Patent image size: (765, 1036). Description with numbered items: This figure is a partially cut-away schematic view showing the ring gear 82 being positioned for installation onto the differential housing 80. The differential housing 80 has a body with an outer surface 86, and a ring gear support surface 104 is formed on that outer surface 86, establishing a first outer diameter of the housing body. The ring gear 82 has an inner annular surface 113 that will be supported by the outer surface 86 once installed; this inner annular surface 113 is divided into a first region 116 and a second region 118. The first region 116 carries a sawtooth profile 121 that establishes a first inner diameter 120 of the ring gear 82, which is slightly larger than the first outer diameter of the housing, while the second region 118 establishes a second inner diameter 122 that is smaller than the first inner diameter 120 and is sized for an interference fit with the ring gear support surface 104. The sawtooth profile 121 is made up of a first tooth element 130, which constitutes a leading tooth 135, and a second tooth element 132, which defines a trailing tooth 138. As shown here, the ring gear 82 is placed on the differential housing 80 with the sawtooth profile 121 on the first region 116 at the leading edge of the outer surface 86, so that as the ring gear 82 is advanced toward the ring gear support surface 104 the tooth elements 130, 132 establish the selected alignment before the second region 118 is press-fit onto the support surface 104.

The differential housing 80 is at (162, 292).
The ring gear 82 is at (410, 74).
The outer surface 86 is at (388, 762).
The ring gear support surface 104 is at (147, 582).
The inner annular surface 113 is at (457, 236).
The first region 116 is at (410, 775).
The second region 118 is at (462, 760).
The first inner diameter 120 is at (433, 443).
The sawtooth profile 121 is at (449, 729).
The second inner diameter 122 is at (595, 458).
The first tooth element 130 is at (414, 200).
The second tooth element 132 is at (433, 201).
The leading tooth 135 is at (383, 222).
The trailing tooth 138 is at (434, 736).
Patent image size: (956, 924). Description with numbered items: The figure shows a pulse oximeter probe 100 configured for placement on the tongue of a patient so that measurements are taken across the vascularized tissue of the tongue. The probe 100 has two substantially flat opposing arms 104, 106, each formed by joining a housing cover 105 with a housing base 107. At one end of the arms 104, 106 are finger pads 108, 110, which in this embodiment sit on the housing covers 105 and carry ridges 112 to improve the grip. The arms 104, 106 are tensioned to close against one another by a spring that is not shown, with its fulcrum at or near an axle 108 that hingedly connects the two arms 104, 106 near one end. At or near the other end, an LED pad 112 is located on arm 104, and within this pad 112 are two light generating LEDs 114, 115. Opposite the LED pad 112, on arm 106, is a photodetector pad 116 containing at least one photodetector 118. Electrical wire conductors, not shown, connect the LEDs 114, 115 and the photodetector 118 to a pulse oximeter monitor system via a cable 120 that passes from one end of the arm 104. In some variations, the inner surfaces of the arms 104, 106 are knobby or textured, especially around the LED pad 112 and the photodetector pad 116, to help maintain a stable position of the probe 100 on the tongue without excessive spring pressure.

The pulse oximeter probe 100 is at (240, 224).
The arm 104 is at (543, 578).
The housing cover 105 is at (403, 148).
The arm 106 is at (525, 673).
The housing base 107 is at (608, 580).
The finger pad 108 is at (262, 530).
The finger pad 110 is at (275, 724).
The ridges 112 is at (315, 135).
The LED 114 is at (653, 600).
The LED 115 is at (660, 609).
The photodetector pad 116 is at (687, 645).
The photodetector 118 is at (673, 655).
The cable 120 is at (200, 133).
————
▶ **Task prompt**
Retype every line of the listing above without any changes.

▶ **Answer to this exercise**
Patent image size: (765, 1036). Description with numbered items: This figure is a partially cut-away schematic view showing the ring gear 82 being positioned for installation onto the differential housing 80. The differential housing 80 has a body with an outer surface 86, and a ring gear support surface 104 is formed on that outer surface 86, establishing a first outer diameter of the housing body. The ring gear 82 has an inner annular surface 113 that will be supported by the outer surface 86 once installed; this inner annular surface 113 is divided into a first region 116 and a second region 118. The first region 116 carries a sawtooth profile 121 that establishes a first inner diameter 120 of the ring gear 82, which is slightly larger than the first outer diameter of the housing, while the second region 118 establishes a second inner diameter 122 that is smaller than the first inner diameter 120 and is sized for an interference fit with the ring gear support surface 104. The sawtooth profile 121 is made up of a first tooth element 130, which constitutes a leading tooth 135, and a second tooth element 132, which defines a trailing tooth 138. As shown here, the ring gear 82 is placed on the differential housing 80 with the sawtooth profile 121 on the first region 116 at the leading edge of the outer surface 86, so that as the ring gear 82 is advanced toward the ring gear support surface 104 the tooth elements 130, 132 establish the selected alignment before the second region 118 is press-fit onto the support surface 104.

The differential housing 80 is at (162, 292).
The ring gear 82 is at (410, 74).
The outer surface 86 is at (388, 762).
The ring gear support surface 104 is at (147, 582).
The inner annular surface 113 is at (457, 236).
The first region 116 is at (410, 775).
The second region 118 is at (462, 760).
The first inner diameter 120 is at (433, 443).
The sawtooth profile 121 is at (449, 729).
The second inner diameter 122 is at (595, 458).
The first tooth element 130 is at (414, 200).
The second tooth element 132 is at (433, 201).
The leading tooth 135 is at (383, 222).
The trailing tooth 138 is at (434, 736).
Patent image size: (956, 924). Description with numbered items: The figure shows a pulse oximeter probe 100 configured for placement on the tongue of a patient so that measurements are taken across the vascularized tissue of the tongue. The probe 100 has two substantially flat opposing arms 104, 106, each formed by joining a housing cover 105 with a housing base 107. At one end of the arms 104, 106 are finger pads 108, 110, which in this embodiment sit on the housing covers 105 and carry ridges 112 to improve the grip. The arms 104, 106 are tensioned to close against one another by a spring that is not shown, with its fulcrum at or near an axle 108 that hingedly connects the two arms 104, 106 near one end. At or near the other end, an LED pad 112 is located on arm 104, and within this pad 112 are two light generating LEDs 114, 115. Opposite the LED pad 112, on arm 106, is a photodetector pad 116 containing at least one photodetector 118. Electrical wire conductors, not shown, connect the LEDs 114, 115 and the photodetector 118 to a pulse oximeter monitor system via a cable 120 that passes from one end of the arm 104. In some variations, the inner surfaces of the arms 104, 106 are knobby or textured, especially around the LED pad 112 and the photodetector pad 116, to help maintain a stable position of the probe 100 on the tongue without excessive spring pressure.

The pulse oximeter probe 100 is at (240, 224).
The arm 104 is at (543, 578).
The housing cover 105 is at (403, 148).
The arm 106 is at (525, 673).
The housing base 107 is at (608, 580).
The finger pad 108 is at (262, 530).
The finger pad 110 is at (275, 724).
The ridges 112 is at (315, 135).
The LED 114 is at (653, 600).
The LED 115 is at (660, 609).
The photodetector pad 116 is at (687, 645).
The photodetector 118 is at (673, 655).
The cable 120 is at (200, 133).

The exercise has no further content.